Exercise prompt: In your copy, leave out the pictures; write out all the data exactly.
-- begin --
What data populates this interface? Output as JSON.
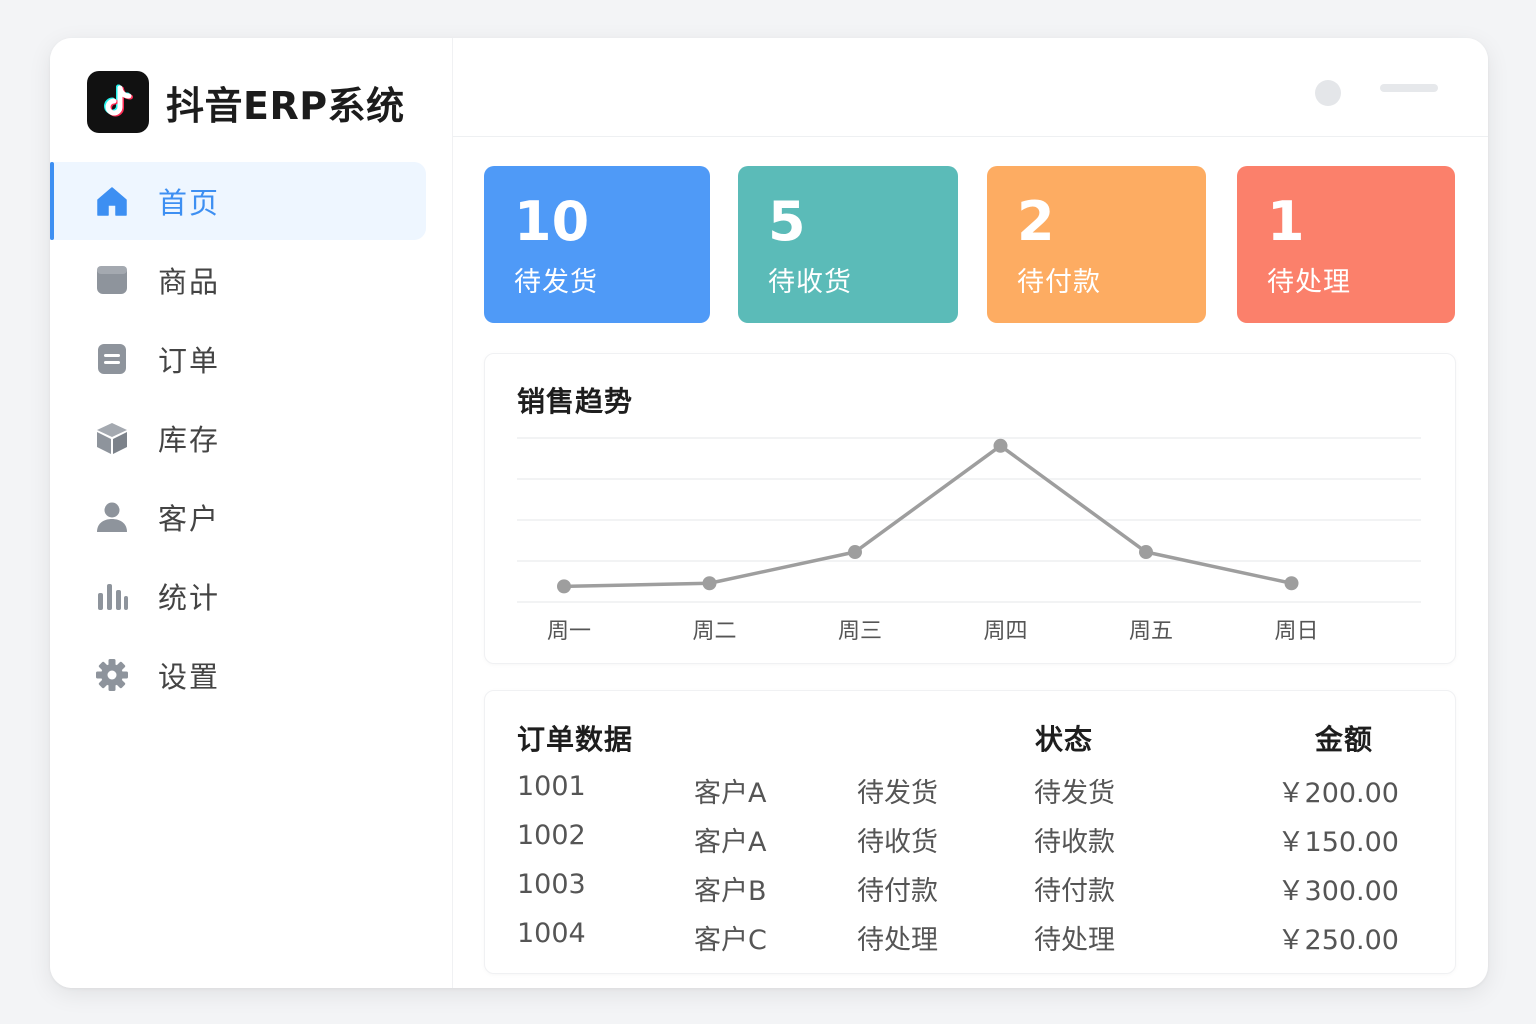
{
  "app": {
    "title": "抖音ERP系统",
    "logo_icon": "tiktok-note-icon"
  },
  "sidebar": {
    "items": [
      {
        "label": "首页",
        "icon": "home-icon",
        "active": true
      },
      {
        "label": "商品",
        "icon": "box-square-icon",
        "active": false
      },
      {
        "label": "订单",
        "icon": "document-icon",
        "active": false
      },
      {
        "label": "库存",
        "icon": "cube-icon",
        "active": false
      },
      {
        "label": "客户",
        "icon": "user-icon",
        "active": false
      },
      {
        "label": "统计",
        "icon": "bar-chart-icon",
        "active": false
      },
      {
        "label": "设置",
        "icon": "gear-icon",
        "active": false
      }
    ]
  },
  "stats": [
    {
      "value": "10",
      "label": "待发货",
      "color": "#4f9af7"
    },
    {
      "value": "5",
      "label": "待收货",
      "color": "#5bbbb8"
    },
    {
      "value": "2",
      "label": "待付款",
      "color": "#fdac62"
    },
    {
      "value": "1",
      "label": "待处理",
      "color": "#fb806b"
    }
  ],
  "sales_panel": {
    "title": "销售趋势"
  },
  "chart_data": {
    "type": "line",
    "title": "销售趋势",
    "categories": [
      "周一",
      "周二",
      "周三",
      "周四",
      "周五",
      "周日"
    ],
    "series": [
      {
        "values": [
          0.1,
          0.12,
          0.32,
          1.0,
          0.32,
          0.12
        ]
      }
    ],
    "ylim": [
      0,
      1.05
    ],
    "grid": true,
    "line_color": "#9e9e9e"
  },
  "orders": {
    "title": "订单数据",
    "col_status": "状态",
    "col_amount": "金额",
    "rows": [
      {
        "id": "1001",
        "customer": "客户A",
        "stage": "待发货",
        "status": "待发货",
        "amount": "￥200.00"
      },
      {
        "id": "1002",
        "customer": "客户A",
        "stage": "待收货",
        "status": "待收款",
        "amount": "￥150.00"
      },
      {
        "id": "1003",
        "customer": "客户B",
        "stage": "待付款",
        "status": "待付款",
        "amount": "￥300.00"
      },
      {
        "id": "1004",
        "customer": "客户C",
        "stage": "待处理",
        "status": "待处理",
        "amount": "￥250.00"
      }
    ]
  }
}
-- end --
Answer for this exercise:
What data populates this interface? Output as JSON.
{
  "app": {
    "title": "抖音ERP系统",
    "logo_icon": "tiktok-note-icon"
  },
  "sidebar": {
    "items": [
      {
        "label": "首页",
        "icon": "home-icon",
        "active": true
      },
      {
        "label": "商品",
        "icon": "box-square-icon",
        "active": false
      },
      {
        "label": "订单",
        "icon": "document-icon",
        "active": false
      },
      {
        "label": "库存",
        "icon": "cube-icon",
        "active": false
      },
      {
        "label": "客户",
        "icon": "user-icon",
        "active": false
      },
      {
        "label": "统计",
        "icon": "bar-chart-icon",
        "active": false
      },
      {
        "label": "设置",
        "icon": "gear-icon",
        "active": false
      }
    ]
  },
  "stats": [
    {
      "value": "10",
      "label": "待发货",
      "color": "#4f9af7"
    },
    {
      "value": "5",
      "label": "待收货",
      "color": "#5bbbb8"
    },
    {
      "value": "2",
      "label": "待付款",
      "color": "#fdac62"
    },
    {
      "value": "1",
      "label": "待处理",
      "color": "#fb806b"
    }
  ],
  "sales_panel": {
    "title": "销售趋势"
  },
  "chart_data": {
    "type": "line",
    "title": "销售趋势",
    "categories": [
      "周一",
      "周二",
      "周三",
      "周四",
      "周五",
      "周日"
    ],
    "series": [
      {
        "values": [
          0.1,
          0.12,
          0.32,
          1.0,
          0.32,
          0.12
        ]
      }
    ],
    "ylim": [
      0,
      1.05
    ],
    "grid": true,
    "line_color": "#9e9e9e"
  },
  "orders": {
    "title": "订单数据",
    "col_status": "状态",
    "col_amount": "金额",
    "rows": [
      {
        "id": "1001",
        "customer": "客户A",
        "stage": "待发货",
        "status": "待发货",
        "amount": "￥200.00"
      },
      {
        "id": "1002",
        "customer": "客户A",
        "stage": "待收货",
        "status": "待收款",
        "amount": "￥150.00"
      },
      {
        "id": "1003",
        "customer": "客户B",
        "stage": "待付款",
        "status": "待付款",
        "amount": "￥300.00"
      },
      {
        "id": "1004",
        "customer": "客户C",
        "stage": "待处理",
        "status": "待处理",
        "amount": "￥250.00"
      }
    ]
  }
}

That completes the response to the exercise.